Stated task: Please print the full listing exactly.

Given records:
»»

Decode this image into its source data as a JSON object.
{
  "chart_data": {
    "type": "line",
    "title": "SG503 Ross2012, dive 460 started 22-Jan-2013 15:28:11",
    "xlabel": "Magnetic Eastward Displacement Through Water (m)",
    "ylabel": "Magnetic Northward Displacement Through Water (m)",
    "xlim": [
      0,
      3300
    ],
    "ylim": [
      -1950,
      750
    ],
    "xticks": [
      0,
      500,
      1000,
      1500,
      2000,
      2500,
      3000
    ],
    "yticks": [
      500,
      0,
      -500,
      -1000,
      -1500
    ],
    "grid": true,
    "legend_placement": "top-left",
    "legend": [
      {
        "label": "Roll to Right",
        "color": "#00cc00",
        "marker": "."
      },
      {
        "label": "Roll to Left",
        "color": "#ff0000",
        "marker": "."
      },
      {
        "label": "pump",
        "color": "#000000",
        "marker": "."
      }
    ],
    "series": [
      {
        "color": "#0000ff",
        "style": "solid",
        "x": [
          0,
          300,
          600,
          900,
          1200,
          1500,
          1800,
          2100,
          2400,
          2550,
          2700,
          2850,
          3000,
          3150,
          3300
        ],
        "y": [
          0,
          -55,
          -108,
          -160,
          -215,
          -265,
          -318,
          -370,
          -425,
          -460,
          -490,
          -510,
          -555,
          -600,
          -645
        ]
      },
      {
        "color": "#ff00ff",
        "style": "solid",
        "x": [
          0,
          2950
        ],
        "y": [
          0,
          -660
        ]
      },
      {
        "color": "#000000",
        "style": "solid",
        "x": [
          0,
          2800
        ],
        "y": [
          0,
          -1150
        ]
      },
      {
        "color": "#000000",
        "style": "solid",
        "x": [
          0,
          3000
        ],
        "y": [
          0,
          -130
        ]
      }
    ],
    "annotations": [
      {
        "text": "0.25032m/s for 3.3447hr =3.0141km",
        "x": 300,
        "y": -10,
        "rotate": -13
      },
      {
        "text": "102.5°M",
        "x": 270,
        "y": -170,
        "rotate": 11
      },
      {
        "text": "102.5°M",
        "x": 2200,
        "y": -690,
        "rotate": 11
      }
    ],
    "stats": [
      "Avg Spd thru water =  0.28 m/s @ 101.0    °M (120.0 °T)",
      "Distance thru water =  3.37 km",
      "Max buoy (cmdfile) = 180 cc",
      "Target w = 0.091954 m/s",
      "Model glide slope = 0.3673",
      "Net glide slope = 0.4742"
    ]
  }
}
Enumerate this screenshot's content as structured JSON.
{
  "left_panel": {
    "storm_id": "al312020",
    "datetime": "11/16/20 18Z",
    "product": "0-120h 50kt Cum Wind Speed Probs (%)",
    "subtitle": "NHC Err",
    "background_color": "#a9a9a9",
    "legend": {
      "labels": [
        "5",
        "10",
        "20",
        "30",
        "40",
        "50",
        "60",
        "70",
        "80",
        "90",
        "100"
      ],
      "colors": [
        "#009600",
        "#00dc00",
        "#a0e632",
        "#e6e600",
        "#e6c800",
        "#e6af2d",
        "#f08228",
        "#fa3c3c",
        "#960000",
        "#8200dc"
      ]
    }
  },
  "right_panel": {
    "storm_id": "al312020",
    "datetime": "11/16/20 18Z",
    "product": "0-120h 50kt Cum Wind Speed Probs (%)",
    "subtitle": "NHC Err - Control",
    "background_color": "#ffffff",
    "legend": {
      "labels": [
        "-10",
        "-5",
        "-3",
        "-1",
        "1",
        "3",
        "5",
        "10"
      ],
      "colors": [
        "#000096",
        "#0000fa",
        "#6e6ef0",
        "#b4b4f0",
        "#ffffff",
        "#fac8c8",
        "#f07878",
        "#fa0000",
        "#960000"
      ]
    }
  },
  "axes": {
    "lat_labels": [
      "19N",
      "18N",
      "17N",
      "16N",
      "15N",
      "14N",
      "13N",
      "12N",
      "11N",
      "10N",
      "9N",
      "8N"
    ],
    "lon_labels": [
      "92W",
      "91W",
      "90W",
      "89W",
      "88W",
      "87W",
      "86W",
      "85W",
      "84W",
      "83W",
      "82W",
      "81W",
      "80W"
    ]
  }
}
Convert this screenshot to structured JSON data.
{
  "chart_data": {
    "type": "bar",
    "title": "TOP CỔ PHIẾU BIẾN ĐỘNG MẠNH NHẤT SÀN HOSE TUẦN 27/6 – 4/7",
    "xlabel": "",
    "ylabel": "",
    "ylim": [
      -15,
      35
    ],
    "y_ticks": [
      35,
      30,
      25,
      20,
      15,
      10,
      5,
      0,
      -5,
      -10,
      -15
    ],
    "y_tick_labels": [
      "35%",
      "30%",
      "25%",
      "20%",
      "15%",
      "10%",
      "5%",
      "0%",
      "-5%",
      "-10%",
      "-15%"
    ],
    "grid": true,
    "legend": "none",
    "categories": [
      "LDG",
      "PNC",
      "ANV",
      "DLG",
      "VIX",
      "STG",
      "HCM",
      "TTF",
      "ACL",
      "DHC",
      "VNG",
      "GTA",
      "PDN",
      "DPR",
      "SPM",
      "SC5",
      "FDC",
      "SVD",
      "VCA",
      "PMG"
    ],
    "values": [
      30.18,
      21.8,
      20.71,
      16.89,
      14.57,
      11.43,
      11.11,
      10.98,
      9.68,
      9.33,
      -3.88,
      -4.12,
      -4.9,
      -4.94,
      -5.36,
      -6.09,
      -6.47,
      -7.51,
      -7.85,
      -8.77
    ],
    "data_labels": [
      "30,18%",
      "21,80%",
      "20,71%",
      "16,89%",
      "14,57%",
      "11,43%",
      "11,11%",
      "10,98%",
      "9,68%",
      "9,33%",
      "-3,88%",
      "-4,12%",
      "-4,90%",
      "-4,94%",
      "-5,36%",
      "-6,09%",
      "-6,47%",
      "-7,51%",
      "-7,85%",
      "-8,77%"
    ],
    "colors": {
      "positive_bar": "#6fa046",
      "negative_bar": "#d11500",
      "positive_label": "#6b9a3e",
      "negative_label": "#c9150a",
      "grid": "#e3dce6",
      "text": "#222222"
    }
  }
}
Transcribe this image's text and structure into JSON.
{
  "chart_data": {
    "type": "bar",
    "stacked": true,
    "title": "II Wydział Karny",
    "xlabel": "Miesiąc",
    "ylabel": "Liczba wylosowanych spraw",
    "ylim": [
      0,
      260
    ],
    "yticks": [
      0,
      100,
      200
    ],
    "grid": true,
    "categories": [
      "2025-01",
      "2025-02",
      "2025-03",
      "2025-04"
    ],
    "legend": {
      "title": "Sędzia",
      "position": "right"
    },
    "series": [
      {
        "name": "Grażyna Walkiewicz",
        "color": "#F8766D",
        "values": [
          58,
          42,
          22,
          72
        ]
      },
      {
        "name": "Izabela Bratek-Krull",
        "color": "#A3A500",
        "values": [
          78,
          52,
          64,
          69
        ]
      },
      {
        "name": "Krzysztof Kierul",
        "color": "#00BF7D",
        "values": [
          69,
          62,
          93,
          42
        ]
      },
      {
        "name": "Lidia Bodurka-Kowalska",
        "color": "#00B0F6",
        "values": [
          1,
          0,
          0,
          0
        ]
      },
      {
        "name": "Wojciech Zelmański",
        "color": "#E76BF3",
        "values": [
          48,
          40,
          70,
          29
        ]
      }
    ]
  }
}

««

Complete output:
Decode this image into its source data as a JSON object.
{
  "chart_data": {
    "type": "line",
    "title": "SG503 Ross2012, dive 460 started 22-Jan-2013 15:28:11",
    "xlabel": "Magnetic Eastward Displacement Through Water (m)",
    "ylabel": "Magnetic Northward Displacement Through Water (m)",
    "xlim": [
      0,
      3300
    ],
    "ylim": [
      -1950,
      750
    ],
    "xticks": [
      0,
      500,
      1000,
      1500,
      2000,
      2500,
      3000
    ],
    "yticks": [
      500,
      0,
      -500,
      -1000,
      -1500
    ],
    "grid": true,
    "legend_placement": "top-left",
    "legend": [
      {
        "label": "Roll to Right",
        "color": "#00cc00",
        "marker": "."
      },
      {
        "label": "Roll to Left",
        "color": "#ff0000",
        "marker": "."
      },
      {
        "label": "pump",
        "color": "#000000",
        "marker": "."
      }
    ],
    "series": [
      {
        "color": "#0000ff",
        "style": "solid",
        "x": [
          0,
          300,
          600,
          900,
          1200,
          1500,
          1800,
          2100,
          2400,
          2550,
          2700,
          2850,
          3000,
          3150,
          3300
        ],
        "y": [
          0,
          -55,
          -108,
          -160,
          -215,
          -265,
          -318,
          -370,
          -425,
          -460,
          -490,
          -510,
          -555,
          -600,
          -645
        ]
      },
      {
        "color": "#ff00ff",
        "style": "solid",
        "x": [
          0,
          2950
        ],
        "y": [
          0,
          -660
        ]
      },
      {
        "color": "#000000",
        "style": "solid",
        "x": [
          0,
          2800
        ],
        "y": [
          0,
          -1150
        ]
      },
      {
        "color": "#000000",
        "style": "solid",
        "x": [
          0,
          3000
        ],
        "y": [
          0,
          -130
        ]
      }
    ],
    "annotations": [
      {
        "text": "0.25032m/s for 3.3447hr =3.0141km",
        "x": 300,
        "y": -10,
        "rotate": -13
      },
      {
        "text": "102.5°M",
        "x": 270,
        "y": -170,
        "rotate": 11
      },
      {
        "text": "102.5°M",
        "x": 2200,
        "y": -690,
        "rotate": 11
      }
    ],
    "stats": [
      "Avg Spd thru water =  0.28 m/s @ 101.0    °M (120.0 °T)",
      "Distance thru water =  3.37 km",
      "Max buoy (cmdfile) = 180 cc",
      "Target w = 0.091954 m/s",
      "Model glide slope = 0.3673",
      "Net glide slope = 0.4742"
    ]
  }
}
Enumerate this screenshot's content as structured JSON.
{
  "left_panel": {
    "storm_id": "al312020",
    "datetime": "11/16/20 18Z",
    "product": "0-120h 50kt Cum Wind Speed Probs (%)",
    "subtitle": "NHC Err",
    "background_color": "#a9a9a9",
    "legend": {
      "labels": [
        "5",
        "10",
        "20",
        "30",
        "40",
        "50",
        "60",
        "70",
        "80",
        "90",
        "100"
      ],
      "colors": [
        "#009600",
        "#00dc00",
        "#a0e632",
        "#e6e600",
        "#e6c800",
        "#e6af2d",
        "#f08228",
        "#fa3c3c",
        "#960000",
        "#8200dc"
      ]
    }
  },
  "right_panel": {
    "storm_id": "al312020",
    "datetime": "11/16/20 18Z",
    "product": "0-120h 50kt Cum Wind Speed Probs (%)",
    "subtitle": "NHC Err - Control",
    "background_color": "#ffffff",
    "legend": {
      "labels": [
        "-10",
        "-5",
        "-3",
        "-1",
        "1",
        "3",
        "5",
        "10"
      ],
      "colors": [
        "#000096",
        "#0000fa",
        "#6e6ef0",
        "#b4b4f0",
        "#ffffff",
        "#fac8c8",
        "#f07878",
        "#fa0000",
        "#960000"
      ]
    }
  },
  "axes": {
    "lat_labels": [
      "19N",
      "18N",
      "17N",
      "16N",
      "15N",
      "14N",
      "13N",
      "12N",
      "11N",
      "10N",
      "9N",
      "8N"
    ],
    "lon_labels": [
      "92W",
      "91W",
      "90W",
      "89W",
      "88W",
      "87W",
      "86W",
      "85W",
      "84W",
      "83W",
      "82W",
      "81W",
      "80W"
    ]
  }
}
Convert this screenshot to structured JSON data.
{
  "chart_data": {
    "type": "bar",
    "title": "TOP CỔ PHIẾU BIẾN ĐỘNG MẠNH NHẤT SÀN HOSE TUẦN 27/6 – 4/7",
    "xlabel": "",
    "ylabel": "",
    "ylim": [
      -15,
      35
    ],
    "y_ticks": [
      35,
      30,
      25,
      20,
      15,
      10,
      5,
      0,
      -5,
      -10,
      -15
    ],
    "y_tick_labels": [
      "35%",
      "30%",
      "25%",
      "20%",
      "15%",
      "10%",
      "5%",
      "0%",
      "-5%",
      "-10%",
      "-15%"
    ],
    "grid": true,
    "legend": "none",
    "categories": [
      "LDG",
      "PNC",
      "ANV",
      "DLG",
      "VIX",
      "STG",
      "HCM",
      "TTF",
      "ACL",
      "DHC",
      "VNG",
      "GTA",
      "PDN",
      "DPR",
      "SPM",
      "SC5",
      "FDC",
      "SVD",
      "VCA",
      "PMG"
    ],
    "values": [
      30.18,
      21.8,
      20.71,
      16.89,
      14.57,
      11.43,
      11.11,
      10.98,
      9.68,
      9.33,
      -3.88,
      -4.12,
      -4.9,
      -4.94,
      -5.36,
      -6.09,
      -6.47,
      -7.51,
      -7.85,
      -8.77
    ],
    "data_labels": [
      "30,18%",
      "21,80%",
      "20,71%",
      "16,89%",
      "14,57%",
      "11,43%",
      "11,11%",
      "10,98%",
      "9,68%",
      "9,33%",
      "-3,88%",
      "-4,12%",
      "-4,90%",
      "-4,94%",
      "-5,36%",
      "-6,09%",
      "-6,47%",
      "-7,51%",
      "-7,85%",
      "-8,77%"
    ],
    "colors": {
      "positive_bar": "#6fa046",
      "negative_bar": "#d11500",
      "positive_label": "#6b9a3e",
      "negative_label": "#c9150a",
      "grid": "#e3dce6",
      "text": "#222222"
    }
  }
}
Transcribe this image's text and structure into JSON.
{
  "chart_data": {
    "type": "bar",
    "stacked": true,
    "title": "II Wydział Karny",
    "xlabel": "Miesiąc",
    "ylabel": "Liczba wylosowanych spraw",
    "ylim": [
      0,
      260
    ],
    "yticks": [
      0,
      100,
      200
    ],
    "grid": true,
    "categories": [
      "2025-01",
      "2025-02",
      "2025-03",
      "2025-04"
    ],
    "legend": {
      "title": "Sędzia",
      "position": "right"
    },
    "series": [
      {
        "name": "Grażyna Walkiewicz",
        "color": "#F8766D",
        "values": [
          58,
          42,
          22,
          72
        ]
      },
      {
        "name": "Izabela Bratek-Krull",
        "color": "#A3A500",
        "values": [
          78,
          52,
          64,
          69
        ]
      },
      {
        "name": "Krzysztof Kierul",
        "color": "#00BF7D",
        "values": [
          69,
          62,
          93,
          42
        ]
      },
      {
        "name": "Lidia Bodurka-Kowalska",
        "color": "#00B0F6",
        "values": [
          1,
          0,
          0,
          0
        ]
      },
      {
        "name": "Wojciech Zelmański",
        "color": "#E76BF3",
        "values": [
          48,
          40,
          70,
          29
        ]
      }
    ]
  }
}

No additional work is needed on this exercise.